**Your goal**
Print all of the data exactly.

**Exercise input**
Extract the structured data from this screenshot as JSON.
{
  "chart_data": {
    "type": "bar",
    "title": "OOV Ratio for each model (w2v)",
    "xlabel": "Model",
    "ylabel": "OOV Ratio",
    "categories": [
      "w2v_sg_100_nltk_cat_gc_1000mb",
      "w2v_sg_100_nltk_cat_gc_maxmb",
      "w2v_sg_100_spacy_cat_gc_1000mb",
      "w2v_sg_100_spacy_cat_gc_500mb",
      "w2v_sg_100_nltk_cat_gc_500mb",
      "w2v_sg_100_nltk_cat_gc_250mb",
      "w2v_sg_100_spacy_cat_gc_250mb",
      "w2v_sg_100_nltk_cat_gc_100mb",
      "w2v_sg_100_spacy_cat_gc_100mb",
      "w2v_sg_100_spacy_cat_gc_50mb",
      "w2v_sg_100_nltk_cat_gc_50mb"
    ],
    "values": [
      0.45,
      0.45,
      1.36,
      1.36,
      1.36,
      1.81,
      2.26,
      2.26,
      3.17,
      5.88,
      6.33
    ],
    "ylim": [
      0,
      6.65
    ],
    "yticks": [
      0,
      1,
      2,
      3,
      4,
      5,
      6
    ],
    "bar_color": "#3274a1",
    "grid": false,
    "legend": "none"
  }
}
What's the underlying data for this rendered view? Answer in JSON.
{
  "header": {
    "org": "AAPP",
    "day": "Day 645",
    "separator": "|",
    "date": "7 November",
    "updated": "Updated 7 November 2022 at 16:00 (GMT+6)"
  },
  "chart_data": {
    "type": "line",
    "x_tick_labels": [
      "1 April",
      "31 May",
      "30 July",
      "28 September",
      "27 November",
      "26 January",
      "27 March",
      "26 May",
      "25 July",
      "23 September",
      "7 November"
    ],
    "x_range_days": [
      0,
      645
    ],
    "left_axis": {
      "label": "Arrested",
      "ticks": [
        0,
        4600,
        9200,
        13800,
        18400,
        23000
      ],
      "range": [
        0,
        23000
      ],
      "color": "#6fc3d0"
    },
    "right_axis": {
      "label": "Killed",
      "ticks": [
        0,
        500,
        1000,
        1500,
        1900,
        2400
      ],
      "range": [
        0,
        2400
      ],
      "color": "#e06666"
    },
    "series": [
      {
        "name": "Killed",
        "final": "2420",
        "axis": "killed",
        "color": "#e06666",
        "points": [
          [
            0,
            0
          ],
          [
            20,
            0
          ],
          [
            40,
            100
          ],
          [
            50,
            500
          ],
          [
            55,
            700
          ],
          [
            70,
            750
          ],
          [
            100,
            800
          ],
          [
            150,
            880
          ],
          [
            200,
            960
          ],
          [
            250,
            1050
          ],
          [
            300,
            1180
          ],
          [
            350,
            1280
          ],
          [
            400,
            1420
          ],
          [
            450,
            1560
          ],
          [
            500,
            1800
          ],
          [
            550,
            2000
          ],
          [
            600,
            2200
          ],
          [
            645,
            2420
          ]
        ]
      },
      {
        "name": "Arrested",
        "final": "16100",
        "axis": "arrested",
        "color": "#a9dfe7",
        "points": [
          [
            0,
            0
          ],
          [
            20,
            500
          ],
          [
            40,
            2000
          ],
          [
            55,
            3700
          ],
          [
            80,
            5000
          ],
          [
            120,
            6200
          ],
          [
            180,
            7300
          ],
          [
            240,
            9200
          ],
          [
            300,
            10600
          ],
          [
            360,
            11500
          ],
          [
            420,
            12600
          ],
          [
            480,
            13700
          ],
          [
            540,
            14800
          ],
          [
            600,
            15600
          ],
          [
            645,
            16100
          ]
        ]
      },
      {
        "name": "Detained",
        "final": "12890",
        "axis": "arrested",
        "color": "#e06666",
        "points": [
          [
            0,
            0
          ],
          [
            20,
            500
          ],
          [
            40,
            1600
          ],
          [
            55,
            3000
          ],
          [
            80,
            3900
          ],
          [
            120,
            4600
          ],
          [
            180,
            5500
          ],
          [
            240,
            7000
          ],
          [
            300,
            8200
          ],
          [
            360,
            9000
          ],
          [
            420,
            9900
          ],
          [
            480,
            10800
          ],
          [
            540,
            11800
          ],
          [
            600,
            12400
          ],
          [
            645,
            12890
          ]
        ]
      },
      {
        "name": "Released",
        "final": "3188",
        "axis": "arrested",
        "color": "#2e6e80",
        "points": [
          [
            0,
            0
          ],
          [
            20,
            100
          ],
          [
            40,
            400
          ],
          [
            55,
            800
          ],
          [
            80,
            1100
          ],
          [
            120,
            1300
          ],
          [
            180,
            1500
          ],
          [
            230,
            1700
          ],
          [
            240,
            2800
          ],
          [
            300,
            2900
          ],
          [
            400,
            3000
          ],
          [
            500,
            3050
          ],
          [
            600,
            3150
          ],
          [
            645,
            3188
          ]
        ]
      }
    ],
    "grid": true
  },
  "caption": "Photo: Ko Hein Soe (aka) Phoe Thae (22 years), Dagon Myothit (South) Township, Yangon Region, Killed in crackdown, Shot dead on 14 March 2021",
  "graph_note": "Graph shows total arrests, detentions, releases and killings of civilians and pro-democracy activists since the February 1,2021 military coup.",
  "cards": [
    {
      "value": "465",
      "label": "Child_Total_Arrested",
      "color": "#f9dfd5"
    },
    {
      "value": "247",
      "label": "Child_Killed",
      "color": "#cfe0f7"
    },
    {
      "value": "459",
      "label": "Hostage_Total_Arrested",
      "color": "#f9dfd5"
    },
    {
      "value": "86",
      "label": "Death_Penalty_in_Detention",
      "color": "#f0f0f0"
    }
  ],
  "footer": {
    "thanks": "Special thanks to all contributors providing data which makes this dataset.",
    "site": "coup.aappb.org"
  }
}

**Correct answer**
Extract the structured data from this screenshot as JSON.
{
  "chart_data": {
    "type": "bar",
    "title": "OOV Ratio for each model (w2v)",
    "xlabel": "Model",
    "ylabel": "OOV Ratio",
    "categories": [
      "w2v_sg_100_nltk_cat_gc_1000mb",
      "w2v_sg_100_nltk_cat_gc_maxmb",
      "w2v_sg_100_spacy_cat_gc_1000mb",
      "w2v_sg_100_spacy_cat_gc_500mb",
      "w2v_sg_100_nltk_cat_gc_500mb",
      "w2v_sg_100_nltk_cat_gc_250mb",
      "w2v_sg_100_spacy_cat_gc_250mb",
      "w2v_sg_100_nltk_cat_gc_100mb",
      "w2v_sg_100_spacy_cat_gc_100mb",
      "w2v_sg_100_spacy_cat_gc_50mb",
      "w2v_sg_100_nltk_cat_gc_50mb"
    ],
    "values": [
      0.45,
      0.45,
      1.36,
      1.36,
      1.36,
      1.81,
      2.26,
      2.26,
      3.17,
      5.88,
      6.33
    ],
    "ylim": [
      0,
      6.65
    ],
    "yticks": [
      0,
      1,
      2,
      3,
      4,
      5,
      6
    ],
    "bar_color": "#3274a1",
    "grid": false,
    "legend": "none"
  }
}
What's the underlying data for this rendered view? Answer in JSON.
{
  "header": {
    "org": "AAPP",
    "day": "Day 645",
    "separator": "|",
    "date": "7 November",
    "updated": "Updated 7 November 2022 at 16:00 (GMT+6)"
  },
  "chart_data": {
    "type": "line",
    "x_tick_labels": [
      "1 April",
      "31 May",
      "30 July",
      "28 September",
      "27 November",
      "26 January",
      "27 March",
      "26 May",
      "25 July",
      "23 September",
      "7 November"
    ],
    "x_range_days": [
      0,
      645
    ],
    "left_axis": {
      "label": "Arrested",
      "ticks": [
        0,
        4600,
        9200,
        13800,
        18400,
        23000
      ],
      "range": [
        0,
        23000
      ],
      "color": "#6fc3d0"
    },
    "right_axis": {
      "label": "Killed",
      "ticks": [
        0,
        500,
        1000,
        1500,
        1900,
        2400
      ],
      "range": [
        0,
        2400
      ],
      "color": "#e06666"
    },
    "series": [
      {
        "name": "Killed",
        "final": "2420",
        "axis": "killed",
        "color": "#e06666",
        "points": [
          [
            0,
            0
          ],
          [
            20,
            0
          ],
          [
            40,
            100
          ],
          [
            50,
            500
          ],
          [
            55,
            700
          ],
          [
            70,
            750
          ],
          [
            100,
            800
          ],
          [
            150,
            880
          ],
          [
            200,
            960
          ],
          [
            250,
            1050
          ],
          [
            300,
            1180
          ],
          [
            350,
            1280
          ],
          [
            400,
            1420
          ],
          [
            450,
            1560
          ],
          [
            500,
            1800
          ],
          [
            550,
            2000
          ],
          [
            600,
            2200
          ],
          [
            645,
            2420
          ]
        ]
      },
      {
        "name": "Arrested",
        "final": "16100",
        "axis": "arrested",
        "color": "#a9dfe7",
        "points": [
          [
            0,
            0
          ],
          [
            20,
            500
          ],
          [
            40,
            2000
          ],
          [
            55,
            3700
          ],
          [
            80,
            5000
          ],
          [
            120,
            6200
          ],
          [
            180,
            7300
          ],
          [
            240,
            9200
          ],
          [
            300,
            10600
          ],
          [
            360,
            11500
          ],
          [
            420,
            12600
          ],
          [
            480,
            13700
          ],
          [
            540,
            14800
          ],
          [
            600,
            15600
          ],
          [
            645,
            16100
          ]
        ]
      },
      {
        "name": "Detained",
        "final": "12890",
        "axis": "arrested",
        "color": "#e06666",
        "points": [
          [
            0,
            0
          ],
          [
            20,
            500
          ],
          [
            40,
            1600
          ],
          [
            55,
            3000
          ],
          [
            80,
            3900
          ],
          [
            120,
            4600
          ],
          [
            180,
            5500
          ],
          [
            240,
            7000
          ],
          [
            300,
            8200
          ],
          [
            360,
            9000
          ],
          [
            420,
            9900
          ],
          [
            480,
            10800
          ],
          [
            540,
            11800
          ],
          [
            600,
            12400
          ],
          [
            645,
            12890
          ]
        ]
      },
      {
        "name": "Released",
        "final": "3188",
        "axis": "arrested",
        "color": "#2e6e80",
        "points": [
          [
            0,
            0
          ],
          [
            20,
            100
          ],
          [
            40,
            400
          ],
          [
            55,
            800
          ],
          [
            80,
            1100
          ],
          [
            120,
            1300
          ],
          [
            180,
            1500
          ],
          [
            230,
            1700
          ],
          [
            240,
            2800
          ],
          [
            300,
            2900
          ],
          [
            400,
            3000
          ],
          [
            500,
            3050
          ],
          [
            600,
            3150
          ],
          [
            645,
            3188
          ]
        ]
      }
    ],
    "grid": true
  },
  "caption": "Photo: Ko Hein Soe (aka) Phoe Thae (22 years), Dagon Myothit (South) Township, Yangon Region, Killed in crackdown, Shot dead on 14 March 2021",
  "graph_note": "Graph shows total arrests, detentions, releases and killings of civilians and pro-democracy activists since the February 1,2021 military coup.",
  "cards": [
    {
      "value": "465",
      "label": "Child_Total_Arrested",
      "color": "#f9dfd5"
    },
    {
      "value": "247",
      "label": "Child_Killed",
      "color": "#cfe0f7"
    },
    {
      "value": "459",
      "label": "Hostage_Total_Arrested",
      "color": "#f9dfd5"
    },
    {
      "value": "86",
      "label": "Death_Penalty_in_Detention",
      "color": "#f0f0f0"
    }
  ],
  "footer": {
    "thanks": "Special thanks to all contributors providing data which makes this dataset.",
    "site": "coup.aappb.org"
  }
}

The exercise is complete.